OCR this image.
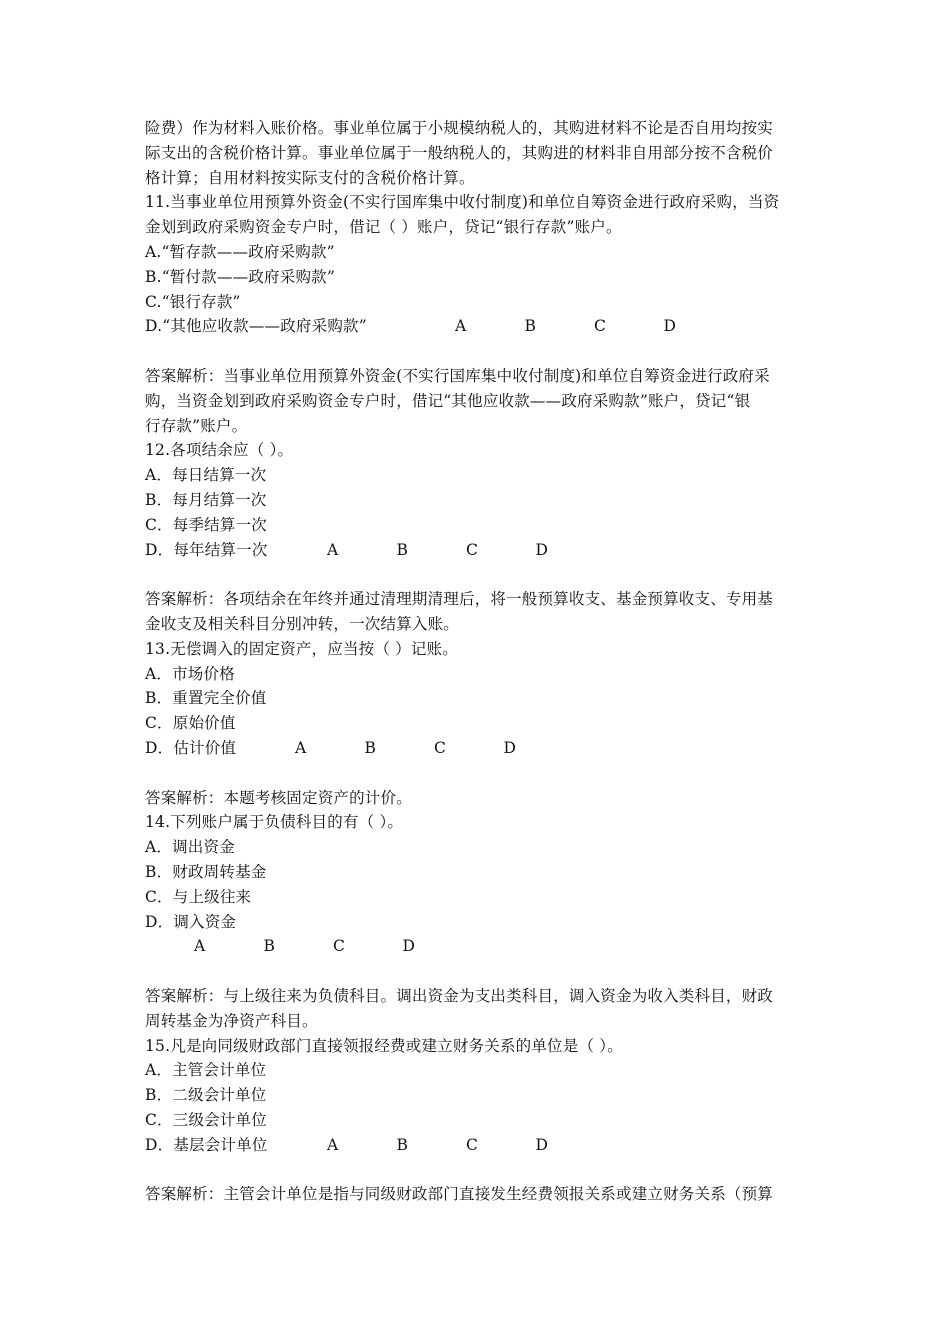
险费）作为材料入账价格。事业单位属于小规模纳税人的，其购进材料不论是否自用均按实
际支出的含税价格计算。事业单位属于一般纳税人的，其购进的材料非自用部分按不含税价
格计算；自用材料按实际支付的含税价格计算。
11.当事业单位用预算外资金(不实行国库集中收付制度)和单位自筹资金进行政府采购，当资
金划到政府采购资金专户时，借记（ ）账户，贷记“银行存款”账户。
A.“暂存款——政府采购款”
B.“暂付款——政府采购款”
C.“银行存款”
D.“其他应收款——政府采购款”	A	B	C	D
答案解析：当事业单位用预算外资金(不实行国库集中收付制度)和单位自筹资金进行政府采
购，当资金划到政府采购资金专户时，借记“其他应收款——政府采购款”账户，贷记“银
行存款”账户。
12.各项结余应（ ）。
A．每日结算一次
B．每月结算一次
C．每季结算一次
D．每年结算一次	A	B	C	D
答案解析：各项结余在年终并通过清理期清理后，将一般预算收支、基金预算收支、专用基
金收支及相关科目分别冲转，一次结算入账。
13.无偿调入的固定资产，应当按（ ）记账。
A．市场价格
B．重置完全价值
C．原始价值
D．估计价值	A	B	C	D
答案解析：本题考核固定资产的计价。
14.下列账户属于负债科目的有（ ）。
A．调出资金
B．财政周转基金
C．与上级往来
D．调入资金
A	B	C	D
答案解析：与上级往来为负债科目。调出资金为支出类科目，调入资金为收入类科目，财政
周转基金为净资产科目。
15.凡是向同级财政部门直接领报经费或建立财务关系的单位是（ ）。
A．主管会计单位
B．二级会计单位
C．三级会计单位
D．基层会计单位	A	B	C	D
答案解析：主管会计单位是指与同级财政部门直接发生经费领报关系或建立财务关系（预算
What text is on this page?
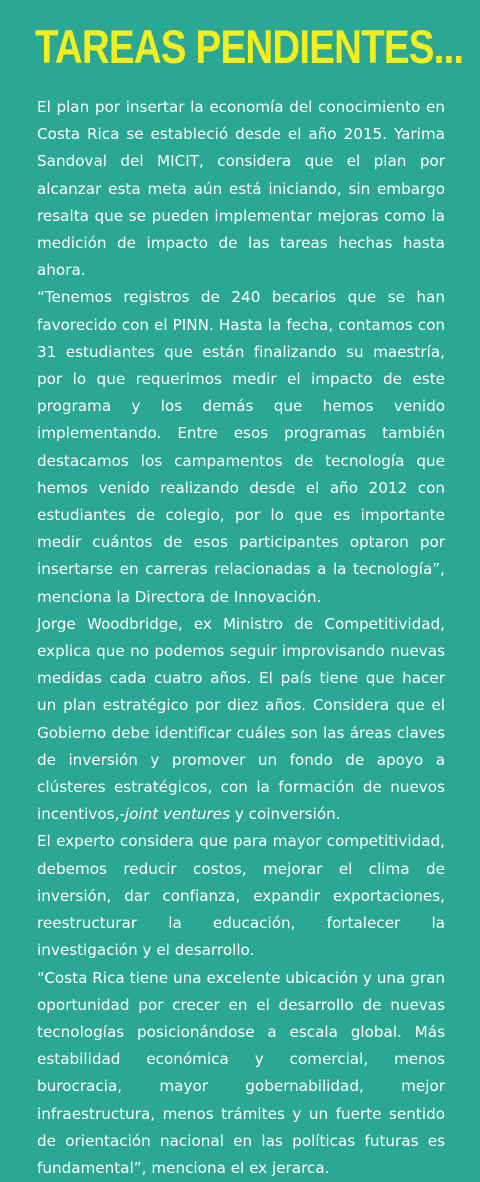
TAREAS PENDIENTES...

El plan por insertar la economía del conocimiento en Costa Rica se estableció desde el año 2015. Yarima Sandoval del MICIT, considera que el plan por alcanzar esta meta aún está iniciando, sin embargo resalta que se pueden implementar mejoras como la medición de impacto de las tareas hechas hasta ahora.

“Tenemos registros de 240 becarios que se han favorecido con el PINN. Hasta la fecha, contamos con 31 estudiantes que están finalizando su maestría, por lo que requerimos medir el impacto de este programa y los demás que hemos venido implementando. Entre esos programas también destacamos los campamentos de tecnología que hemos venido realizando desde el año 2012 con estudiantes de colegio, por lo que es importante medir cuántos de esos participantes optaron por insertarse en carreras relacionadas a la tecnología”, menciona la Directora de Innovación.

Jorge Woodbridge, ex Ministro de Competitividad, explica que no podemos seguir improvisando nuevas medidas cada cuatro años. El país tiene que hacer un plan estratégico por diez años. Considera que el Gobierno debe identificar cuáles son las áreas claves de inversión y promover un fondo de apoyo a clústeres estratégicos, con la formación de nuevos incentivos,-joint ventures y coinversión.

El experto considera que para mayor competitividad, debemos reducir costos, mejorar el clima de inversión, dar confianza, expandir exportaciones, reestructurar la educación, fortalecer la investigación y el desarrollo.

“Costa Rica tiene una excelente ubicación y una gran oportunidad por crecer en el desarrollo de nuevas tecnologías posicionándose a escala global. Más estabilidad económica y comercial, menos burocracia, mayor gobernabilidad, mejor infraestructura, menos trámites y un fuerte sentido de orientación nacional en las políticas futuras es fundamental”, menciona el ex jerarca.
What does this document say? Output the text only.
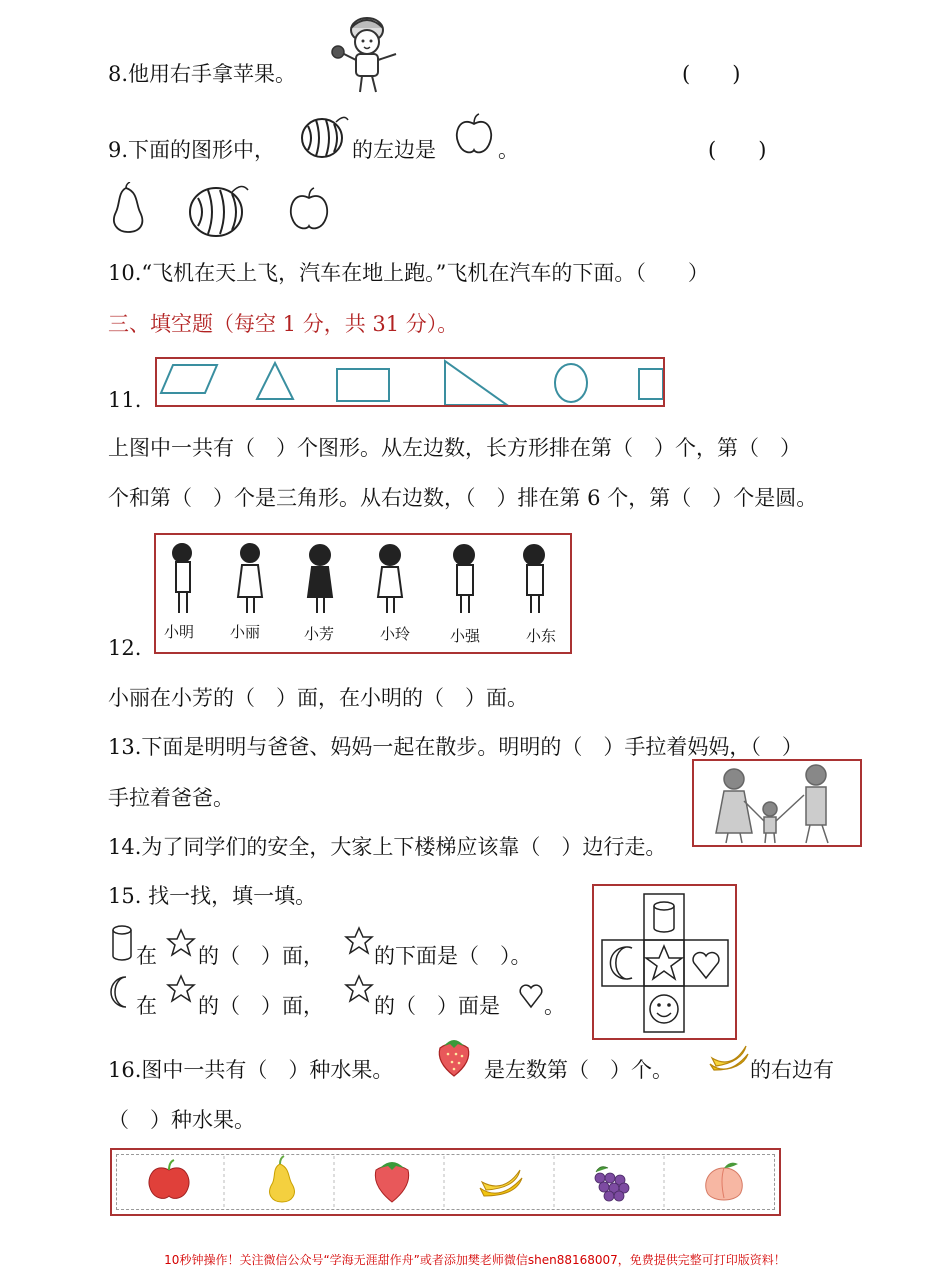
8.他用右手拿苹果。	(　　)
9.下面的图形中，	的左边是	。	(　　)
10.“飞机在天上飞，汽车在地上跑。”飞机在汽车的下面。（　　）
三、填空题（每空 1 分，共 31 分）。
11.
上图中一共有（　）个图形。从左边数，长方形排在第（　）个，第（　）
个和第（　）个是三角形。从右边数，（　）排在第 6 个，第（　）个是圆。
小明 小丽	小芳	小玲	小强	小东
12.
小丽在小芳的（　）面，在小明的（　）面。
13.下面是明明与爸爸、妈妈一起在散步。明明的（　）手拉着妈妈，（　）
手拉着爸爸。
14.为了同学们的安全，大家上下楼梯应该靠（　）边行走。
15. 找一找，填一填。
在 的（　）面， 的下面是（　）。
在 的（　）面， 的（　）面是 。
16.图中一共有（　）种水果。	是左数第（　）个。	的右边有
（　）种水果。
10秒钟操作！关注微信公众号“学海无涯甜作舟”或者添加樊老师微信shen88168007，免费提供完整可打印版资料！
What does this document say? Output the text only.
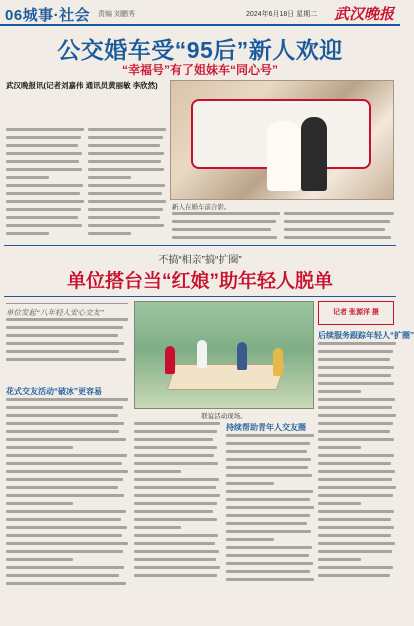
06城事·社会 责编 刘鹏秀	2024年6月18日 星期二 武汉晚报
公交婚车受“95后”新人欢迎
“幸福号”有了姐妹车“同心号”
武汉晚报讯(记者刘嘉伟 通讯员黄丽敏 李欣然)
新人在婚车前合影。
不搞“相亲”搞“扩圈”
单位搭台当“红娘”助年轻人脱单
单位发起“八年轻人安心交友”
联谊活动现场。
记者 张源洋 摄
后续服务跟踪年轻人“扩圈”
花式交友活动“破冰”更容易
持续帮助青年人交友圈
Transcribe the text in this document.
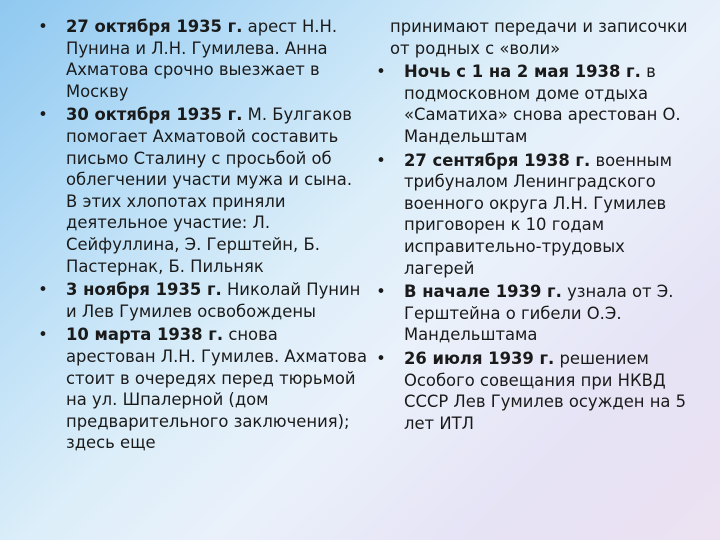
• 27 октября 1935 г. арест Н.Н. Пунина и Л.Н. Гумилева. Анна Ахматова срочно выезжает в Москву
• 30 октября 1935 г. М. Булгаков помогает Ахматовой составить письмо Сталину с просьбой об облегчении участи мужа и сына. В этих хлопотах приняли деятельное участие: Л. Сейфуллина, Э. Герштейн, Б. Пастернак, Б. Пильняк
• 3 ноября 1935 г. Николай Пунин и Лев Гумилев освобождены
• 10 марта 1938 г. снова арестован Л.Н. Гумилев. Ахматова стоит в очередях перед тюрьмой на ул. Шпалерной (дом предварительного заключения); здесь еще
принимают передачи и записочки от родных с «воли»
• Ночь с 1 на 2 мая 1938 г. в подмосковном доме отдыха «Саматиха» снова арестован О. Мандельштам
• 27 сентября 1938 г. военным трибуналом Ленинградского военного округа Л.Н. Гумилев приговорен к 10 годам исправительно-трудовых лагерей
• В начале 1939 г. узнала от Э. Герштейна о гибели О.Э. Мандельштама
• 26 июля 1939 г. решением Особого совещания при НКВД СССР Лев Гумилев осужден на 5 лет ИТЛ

##############################

Aim | Write down every line of the data above that includes the string "tiene".

Problem solution |
Jorge Woodbridge, ex Ministro de Competitividad, explica que no podemos seguir improvisando nuevas medidas cada cuatro años. El país tiene que hacer un plan estratégico por diez años. Considera que el Gobierno debe identificar cuáles son las áreas claves de inversión y promover un fondo de apoyo a clústeres estratégicos, con la formación de nuevos incentivos,-joint ventures y coinversión.
“Costa Rica tiene una excelente ubicación y una gran oportunidad por crecer en el desarrollo de nuevas tecnologías posicionándose a escala global. Más estabilidad económica y comercial, menos burocracia, mayor gobernabilidad, mejor infraestructura, menos trámites y un fuerte sentido de orientación nacional en las políticas futuras es fundamental”, menciona el ex jerarca.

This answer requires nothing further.